* WORK TO DO *
Copy each line exactly. Leave nothing out.

::::::

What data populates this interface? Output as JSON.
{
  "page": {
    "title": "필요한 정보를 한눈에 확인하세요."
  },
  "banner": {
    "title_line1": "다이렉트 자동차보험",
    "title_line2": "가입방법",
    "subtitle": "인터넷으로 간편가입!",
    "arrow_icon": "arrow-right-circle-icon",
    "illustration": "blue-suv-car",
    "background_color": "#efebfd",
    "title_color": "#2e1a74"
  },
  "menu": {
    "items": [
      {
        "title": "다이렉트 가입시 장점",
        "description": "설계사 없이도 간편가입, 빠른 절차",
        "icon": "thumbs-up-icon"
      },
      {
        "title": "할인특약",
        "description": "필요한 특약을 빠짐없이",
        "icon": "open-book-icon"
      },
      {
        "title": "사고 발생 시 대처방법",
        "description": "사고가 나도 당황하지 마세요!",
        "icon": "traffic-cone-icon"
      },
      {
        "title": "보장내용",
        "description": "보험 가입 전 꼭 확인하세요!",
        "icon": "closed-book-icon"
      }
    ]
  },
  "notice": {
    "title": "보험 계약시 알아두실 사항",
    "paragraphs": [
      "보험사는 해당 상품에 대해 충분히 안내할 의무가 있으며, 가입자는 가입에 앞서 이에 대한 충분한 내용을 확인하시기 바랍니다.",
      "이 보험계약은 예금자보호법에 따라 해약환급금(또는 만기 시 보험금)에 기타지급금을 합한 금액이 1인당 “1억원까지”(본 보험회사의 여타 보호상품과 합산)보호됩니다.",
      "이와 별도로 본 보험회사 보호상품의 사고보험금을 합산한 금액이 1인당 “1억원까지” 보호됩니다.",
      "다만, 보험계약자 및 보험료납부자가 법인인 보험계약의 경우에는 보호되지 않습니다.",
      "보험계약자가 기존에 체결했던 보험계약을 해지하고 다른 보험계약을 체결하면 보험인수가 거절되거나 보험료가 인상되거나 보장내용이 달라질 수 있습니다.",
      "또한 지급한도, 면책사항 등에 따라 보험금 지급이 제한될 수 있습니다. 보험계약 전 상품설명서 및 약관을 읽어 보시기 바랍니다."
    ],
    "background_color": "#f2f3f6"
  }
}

::::::

* RESPONSE BELOW *
What data populates this interface? Output as JSON.
{
  "page": {
    "title": "필요한 정보를 한눈에 확인하세요."
  },
  "banner": {
    "title_line1": "다이렉트 자동차보험",
    "title_line2": "가입방법",
    "subtitle": "인터넷으로 간편가입!",
    "arrow_icon": "arrow-right-circle-icon",
    "illustration": "blue-suv-car",
    "background_color": "#efebfd",
    "title_color": "#2e1a74"
  },
  "menu": {
    "items": [
      {
        "title": "다이렉트 가입시 장점",
        "description": "설계사 없이도 간편가입, 빠른 절차",
        "icon": "thumbs-up-icon"
      },
      {
        "title": "할인특약",
        "description": "필요한 특약을 빠짐없이",
        "icon": "open-book-icon"
      },
      {
        "title": "사고 발생 시 대처방법",
        "description": "사고가 나도 당황하지 마세요!",
        "icon": "traffic-cone-icon"
      },
      {
        "title": "보장내용",
        "description": "보험 가입 전 꼭 확인하세요!",
        "icon": "closed-book-icon"
      }
    ]
  },
  "notice": {
    "title": "보험 계약시 알아두실 사항",
    "paragraphs": [
      "보험사는 해당 상품에 대해 충분히 안내할 의무가 있으며, 가입자는 가입에 앞서 이에 대한 충분한 내용을 확인하시기 바랍니다.",
      "이 보험계약은 예금자보호법에 따라 해약환급금(또는 만기 시 보험금)에 기타지급금을 합한 금액이 1인당 “1억원까지”(본 보험회사의 여타 보호상품과 합산)보호됩니다.",
      "이와 별도로 본 보험회사 보호상품의 사고보험금을 합산한 금액이 1인당 “1억원까지” 보호됩니다.",
      "다만, 보험계약자 및 보험료납부자가 법인인 보험계약의 경우에는 보호되지 않습니다.",
      "보험계약자가 기존에 체결했던 보험계약을 해지하고 다른 보험계약을 체결하면 보험인수가 거절되거나 보험료가 인상되거나 보장내용이 달라질 수 있습니다.",
      "또한 지급한도, 면책사항 등에 따라 보험금 지급이 제한될 수 있습니다. 보험계약 전 상품설명서 및 약관을 읽어 보시기 바랍니다."
    ],
    "background_color": "#f2f3f6"
  }
}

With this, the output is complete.